[START Supplied records]

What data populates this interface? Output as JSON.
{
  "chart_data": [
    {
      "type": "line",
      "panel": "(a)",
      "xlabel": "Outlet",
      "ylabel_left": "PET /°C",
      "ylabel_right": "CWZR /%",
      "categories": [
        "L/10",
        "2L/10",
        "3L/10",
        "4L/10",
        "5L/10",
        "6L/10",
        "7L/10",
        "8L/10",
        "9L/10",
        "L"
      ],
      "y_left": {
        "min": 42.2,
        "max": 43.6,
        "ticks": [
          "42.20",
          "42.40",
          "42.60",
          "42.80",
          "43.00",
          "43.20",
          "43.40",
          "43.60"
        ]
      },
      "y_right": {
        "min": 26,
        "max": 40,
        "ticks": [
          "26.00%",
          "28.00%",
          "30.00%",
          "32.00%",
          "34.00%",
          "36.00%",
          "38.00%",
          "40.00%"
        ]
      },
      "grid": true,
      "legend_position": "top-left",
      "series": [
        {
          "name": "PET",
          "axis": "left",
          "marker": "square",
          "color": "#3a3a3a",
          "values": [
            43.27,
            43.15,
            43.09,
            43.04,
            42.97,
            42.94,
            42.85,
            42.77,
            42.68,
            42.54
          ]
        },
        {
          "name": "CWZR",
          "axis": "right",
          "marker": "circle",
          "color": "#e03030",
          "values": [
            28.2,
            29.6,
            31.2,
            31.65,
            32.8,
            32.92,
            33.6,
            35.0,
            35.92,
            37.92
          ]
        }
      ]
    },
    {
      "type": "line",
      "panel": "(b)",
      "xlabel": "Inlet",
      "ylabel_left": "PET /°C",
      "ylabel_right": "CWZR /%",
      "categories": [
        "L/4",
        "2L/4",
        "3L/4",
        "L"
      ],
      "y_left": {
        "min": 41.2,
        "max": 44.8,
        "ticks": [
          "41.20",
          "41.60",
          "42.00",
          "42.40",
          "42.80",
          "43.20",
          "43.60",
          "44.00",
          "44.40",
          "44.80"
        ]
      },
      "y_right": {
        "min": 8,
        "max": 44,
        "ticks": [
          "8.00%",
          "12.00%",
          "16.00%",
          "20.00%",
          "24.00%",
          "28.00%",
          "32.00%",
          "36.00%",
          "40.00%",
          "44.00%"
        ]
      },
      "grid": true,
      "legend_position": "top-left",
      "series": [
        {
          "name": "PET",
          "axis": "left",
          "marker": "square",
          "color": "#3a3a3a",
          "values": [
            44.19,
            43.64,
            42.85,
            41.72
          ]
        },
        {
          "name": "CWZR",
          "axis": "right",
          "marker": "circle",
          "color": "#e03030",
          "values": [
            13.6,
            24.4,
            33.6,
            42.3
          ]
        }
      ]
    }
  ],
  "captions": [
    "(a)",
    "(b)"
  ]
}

[END Supplied records]

## What to work on
Print every record above exactly as written.

## Solution to this task
What data populates this interface? Output as JSON.
{
  "chart_data": [
    {
      "type": "line",
      "panel": "(a)",
      "xlabel": "Outlet",
      "ylabel_left": "PET /°C",
      "ylabel_right": "CWZR /%",
      "categories": [
        "L/10",
        "2L/10",
        "3L/10",
        "4L/10",
        "5L/10",
        "6L/10",
        "7L/10",
        "8L/10",
        "9L/10",
        "L"
      ],
      "y_left": {
        "min": 42.2,
        "max": 43.6,
        "ticks": [
          "42.20",
          "42.40",
          "42.60",
          "42.80",
          "43.00",
          "43.20",
          "43.40",
          "43.60"
        ]
      },
      "y_right": {
        "min": 26,
        "max": 40,
        "ticks": [
          "26.00%",
          "28.00%",
          "30.00%",
          "32.00%",
          "34.00%",
          "36.00%",
          "38.00%",
          "40.00%"
        ]
      },
      "grid": true,
      "legend_position": "top-left",
      "series": [
        {
          "name": "PET",
          "axis": "left",
          "marker": "square",
          "color": "#3a3a3a",
          "values": [
            43.27,
            43.15,
            43.09,
            43.04,
            42.97,
            42.94,
            42.85,
            42.77,
            42.68,
            42.54
          ]
        },
        {
          "name": "CWZR",
          "axis": "right",
          "marker": "circle",
          "color": "#e03030",
          "values": [
            28.2,
            29.6,
            31.2,
            31.65,
            32.8,
            32.92,
            33.6,
            35.0,
            35.92,
            37.92
          ]
        }
      ]
    },
    {
      "type": "line",
      "panel": "(b)",
      "xlabel": "Inlet",
      "ylabel_left": "PET /°C",
      "ylabel_right": "CWZR /%",
      "categories": [
        "L/4",
        "2L/4",
        "3L/4",
        "L"
      ],
      "y_left": {
        "min": 41.2,
        "max": 44.8,
        "ticks": [
          "41.20",
          "41.60",
          "42.00",
          "42.40",
          "42.80",
          "43.20",
          "43.60",
          "44.00",
          "44.40",
          "44.80"
        ]
      },
      "y_right": {
        "min": 8,
        "max": 44,
        "ticks": [
          "8.00%",
          "12.00%",
          "16.00%",
          "20.00%",
          "24.00%",
          "28.00%",
          "32.00%",
          "36.00%",
          "40.00%",
          "44.00%"
        ]
      },
      "grid": true,
      "legend_position": "top-left",
      "series": [
        {
          "name": "PET",
          "axis": "left",
          "marker": "square",
          "color": "#3a3a3a",
          "values": [
            44.19,
            43.64,
            42.85,
            41.72
          ]
        },
        {
          "name": "CWZR",
          "axis": "right",
          "marker": "circle",
          "color": "#e03030",
          "values": [
            13.6,
            24.4,
            33.6,
            42.3
          ]
        }
      ]
    }
  ],
  "captions": [
    "(a)",
    "(b)"
  ]
}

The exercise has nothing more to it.